[Dataset records]
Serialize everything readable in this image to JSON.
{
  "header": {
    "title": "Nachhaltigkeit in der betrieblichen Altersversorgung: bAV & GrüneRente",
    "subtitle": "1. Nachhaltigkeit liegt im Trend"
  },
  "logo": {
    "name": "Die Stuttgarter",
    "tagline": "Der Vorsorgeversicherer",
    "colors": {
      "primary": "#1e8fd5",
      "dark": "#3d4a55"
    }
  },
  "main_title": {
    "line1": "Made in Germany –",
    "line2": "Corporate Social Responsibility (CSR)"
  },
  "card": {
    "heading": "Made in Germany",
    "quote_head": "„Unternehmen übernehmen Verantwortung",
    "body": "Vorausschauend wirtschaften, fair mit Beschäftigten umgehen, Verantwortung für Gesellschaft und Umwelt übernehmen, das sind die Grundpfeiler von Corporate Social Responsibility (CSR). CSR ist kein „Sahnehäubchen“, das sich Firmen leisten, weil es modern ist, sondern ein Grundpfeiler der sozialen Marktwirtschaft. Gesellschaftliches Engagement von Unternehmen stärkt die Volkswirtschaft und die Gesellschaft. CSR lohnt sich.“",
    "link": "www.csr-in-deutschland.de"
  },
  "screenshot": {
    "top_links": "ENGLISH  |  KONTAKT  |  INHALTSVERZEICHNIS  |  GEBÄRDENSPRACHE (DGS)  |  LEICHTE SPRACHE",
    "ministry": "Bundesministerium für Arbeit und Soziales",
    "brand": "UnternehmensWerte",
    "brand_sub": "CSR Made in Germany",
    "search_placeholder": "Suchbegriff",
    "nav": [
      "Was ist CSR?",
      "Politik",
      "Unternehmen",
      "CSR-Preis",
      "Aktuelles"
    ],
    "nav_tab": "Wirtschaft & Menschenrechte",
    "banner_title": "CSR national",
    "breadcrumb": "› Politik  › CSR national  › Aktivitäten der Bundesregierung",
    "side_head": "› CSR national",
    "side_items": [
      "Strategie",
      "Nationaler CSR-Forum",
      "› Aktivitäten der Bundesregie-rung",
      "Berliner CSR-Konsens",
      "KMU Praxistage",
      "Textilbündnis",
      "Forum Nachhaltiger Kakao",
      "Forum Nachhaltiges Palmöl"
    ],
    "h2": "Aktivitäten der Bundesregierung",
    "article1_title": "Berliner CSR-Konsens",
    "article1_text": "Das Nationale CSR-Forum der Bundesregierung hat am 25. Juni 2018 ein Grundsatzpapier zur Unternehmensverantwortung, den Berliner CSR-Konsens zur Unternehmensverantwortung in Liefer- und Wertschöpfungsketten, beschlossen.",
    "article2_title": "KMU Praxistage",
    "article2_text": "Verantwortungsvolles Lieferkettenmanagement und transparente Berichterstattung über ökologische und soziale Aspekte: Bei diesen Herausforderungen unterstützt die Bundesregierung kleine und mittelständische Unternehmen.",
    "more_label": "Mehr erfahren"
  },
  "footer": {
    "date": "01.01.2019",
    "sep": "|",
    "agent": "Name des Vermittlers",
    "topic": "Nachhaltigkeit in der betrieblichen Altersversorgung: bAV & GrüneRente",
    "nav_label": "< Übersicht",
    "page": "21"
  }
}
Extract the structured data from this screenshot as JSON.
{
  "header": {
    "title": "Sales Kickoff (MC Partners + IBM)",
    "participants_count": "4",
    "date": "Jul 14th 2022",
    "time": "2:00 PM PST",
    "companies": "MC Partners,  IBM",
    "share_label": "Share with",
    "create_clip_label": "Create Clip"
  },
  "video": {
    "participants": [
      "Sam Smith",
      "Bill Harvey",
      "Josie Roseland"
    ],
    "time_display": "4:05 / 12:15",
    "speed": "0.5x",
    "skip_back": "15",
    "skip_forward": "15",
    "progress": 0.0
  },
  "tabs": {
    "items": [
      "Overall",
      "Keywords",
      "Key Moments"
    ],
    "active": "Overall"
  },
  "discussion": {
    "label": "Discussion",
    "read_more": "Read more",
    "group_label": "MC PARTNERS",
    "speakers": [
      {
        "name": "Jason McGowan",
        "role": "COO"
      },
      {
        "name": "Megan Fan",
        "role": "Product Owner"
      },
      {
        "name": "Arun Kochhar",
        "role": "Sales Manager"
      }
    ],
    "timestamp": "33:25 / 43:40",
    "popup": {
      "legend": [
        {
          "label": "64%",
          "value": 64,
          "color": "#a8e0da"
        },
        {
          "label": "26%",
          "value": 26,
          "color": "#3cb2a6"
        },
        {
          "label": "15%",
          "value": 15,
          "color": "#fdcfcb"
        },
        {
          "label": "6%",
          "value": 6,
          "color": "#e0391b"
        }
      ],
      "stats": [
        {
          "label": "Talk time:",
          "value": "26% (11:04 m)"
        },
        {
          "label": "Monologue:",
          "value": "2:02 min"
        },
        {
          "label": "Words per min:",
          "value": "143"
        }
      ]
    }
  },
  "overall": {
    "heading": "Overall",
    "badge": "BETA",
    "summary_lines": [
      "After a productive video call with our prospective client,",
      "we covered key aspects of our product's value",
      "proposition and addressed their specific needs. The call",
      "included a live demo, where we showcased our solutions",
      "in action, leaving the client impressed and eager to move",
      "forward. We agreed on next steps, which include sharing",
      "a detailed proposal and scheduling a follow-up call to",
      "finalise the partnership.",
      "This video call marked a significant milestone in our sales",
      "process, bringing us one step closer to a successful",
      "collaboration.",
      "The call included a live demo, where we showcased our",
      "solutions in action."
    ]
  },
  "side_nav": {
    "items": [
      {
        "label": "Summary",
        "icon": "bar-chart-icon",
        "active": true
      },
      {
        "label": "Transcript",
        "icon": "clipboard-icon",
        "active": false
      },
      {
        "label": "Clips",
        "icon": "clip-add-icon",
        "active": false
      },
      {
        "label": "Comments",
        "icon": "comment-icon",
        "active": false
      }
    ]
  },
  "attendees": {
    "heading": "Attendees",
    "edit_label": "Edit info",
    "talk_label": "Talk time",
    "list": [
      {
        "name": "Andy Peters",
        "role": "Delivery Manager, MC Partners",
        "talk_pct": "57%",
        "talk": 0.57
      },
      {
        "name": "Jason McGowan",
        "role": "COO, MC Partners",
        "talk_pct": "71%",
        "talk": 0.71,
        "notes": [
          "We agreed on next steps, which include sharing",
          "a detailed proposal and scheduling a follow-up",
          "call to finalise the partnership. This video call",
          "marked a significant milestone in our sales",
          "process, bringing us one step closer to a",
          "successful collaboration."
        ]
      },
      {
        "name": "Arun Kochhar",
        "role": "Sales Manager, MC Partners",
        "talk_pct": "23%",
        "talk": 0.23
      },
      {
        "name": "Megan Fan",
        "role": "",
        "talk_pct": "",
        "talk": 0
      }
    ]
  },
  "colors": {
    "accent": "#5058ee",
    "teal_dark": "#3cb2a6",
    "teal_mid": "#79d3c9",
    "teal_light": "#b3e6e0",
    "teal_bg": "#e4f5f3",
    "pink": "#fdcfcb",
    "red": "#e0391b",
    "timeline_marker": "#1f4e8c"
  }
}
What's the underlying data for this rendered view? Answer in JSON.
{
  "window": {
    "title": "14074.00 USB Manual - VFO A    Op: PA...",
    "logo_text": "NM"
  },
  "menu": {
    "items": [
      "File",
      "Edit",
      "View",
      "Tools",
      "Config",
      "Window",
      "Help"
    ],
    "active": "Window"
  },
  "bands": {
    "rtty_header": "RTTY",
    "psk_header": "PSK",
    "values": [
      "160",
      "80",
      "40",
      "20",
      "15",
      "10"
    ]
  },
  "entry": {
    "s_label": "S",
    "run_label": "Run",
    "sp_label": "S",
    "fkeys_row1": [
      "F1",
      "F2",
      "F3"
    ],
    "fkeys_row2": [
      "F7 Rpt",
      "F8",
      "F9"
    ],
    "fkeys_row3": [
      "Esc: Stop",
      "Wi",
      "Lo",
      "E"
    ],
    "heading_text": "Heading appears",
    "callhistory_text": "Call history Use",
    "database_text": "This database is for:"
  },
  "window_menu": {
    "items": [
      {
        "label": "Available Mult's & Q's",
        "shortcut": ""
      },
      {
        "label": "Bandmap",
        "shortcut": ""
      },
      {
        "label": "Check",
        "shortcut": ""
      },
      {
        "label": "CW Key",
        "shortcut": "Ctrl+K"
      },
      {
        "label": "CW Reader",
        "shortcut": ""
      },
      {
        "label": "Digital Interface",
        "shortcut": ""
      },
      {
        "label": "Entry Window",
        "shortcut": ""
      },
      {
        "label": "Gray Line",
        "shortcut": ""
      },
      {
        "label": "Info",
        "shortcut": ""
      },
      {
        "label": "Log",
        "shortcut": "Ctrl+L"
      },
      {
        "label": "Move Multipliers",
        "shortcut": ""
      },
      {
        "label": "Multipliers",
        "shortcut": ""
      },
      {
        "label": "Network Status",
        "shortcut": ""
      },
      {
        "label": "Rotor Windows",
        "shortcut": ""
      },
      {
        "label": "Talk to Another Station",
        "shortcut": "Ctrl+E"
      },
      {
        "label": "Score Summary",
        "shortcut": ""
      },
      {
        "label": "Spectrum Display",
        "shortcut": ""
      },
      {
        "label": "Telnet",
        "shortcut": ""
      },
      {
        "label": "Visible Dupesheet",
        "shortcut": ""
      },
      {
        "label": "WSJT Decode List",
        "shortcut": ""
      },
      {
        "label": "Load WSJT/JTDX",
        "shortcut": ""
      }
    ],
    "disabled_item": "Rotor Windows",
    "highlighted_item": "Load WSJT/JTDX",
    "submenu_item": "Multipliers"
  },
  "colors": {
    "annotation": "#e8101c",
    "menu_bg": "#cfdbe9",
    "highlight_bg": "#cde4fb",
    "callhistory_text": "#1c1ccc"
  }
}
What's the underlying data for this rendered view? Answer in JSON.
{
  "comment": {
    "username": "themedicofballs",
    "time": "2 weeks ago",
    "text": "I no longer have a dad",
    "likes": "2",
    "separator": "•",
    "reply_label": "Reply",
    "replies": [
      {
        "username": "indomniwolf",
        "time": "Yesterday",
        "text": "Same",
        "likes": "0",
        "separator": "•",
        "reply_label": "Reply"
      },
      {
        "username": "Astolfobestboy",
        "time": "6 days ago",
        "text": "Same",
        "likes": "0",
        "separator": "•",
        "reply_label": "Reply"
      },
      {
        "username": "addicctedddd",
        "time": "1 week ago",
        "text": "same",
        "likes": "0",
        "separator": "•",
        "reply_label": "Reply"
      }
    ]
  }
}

Task objective: Using the records above, copy each line that contains "action".

Solution for this exercise:
      "in action, leaving the client impressed and eager to move",
      "solutions in action."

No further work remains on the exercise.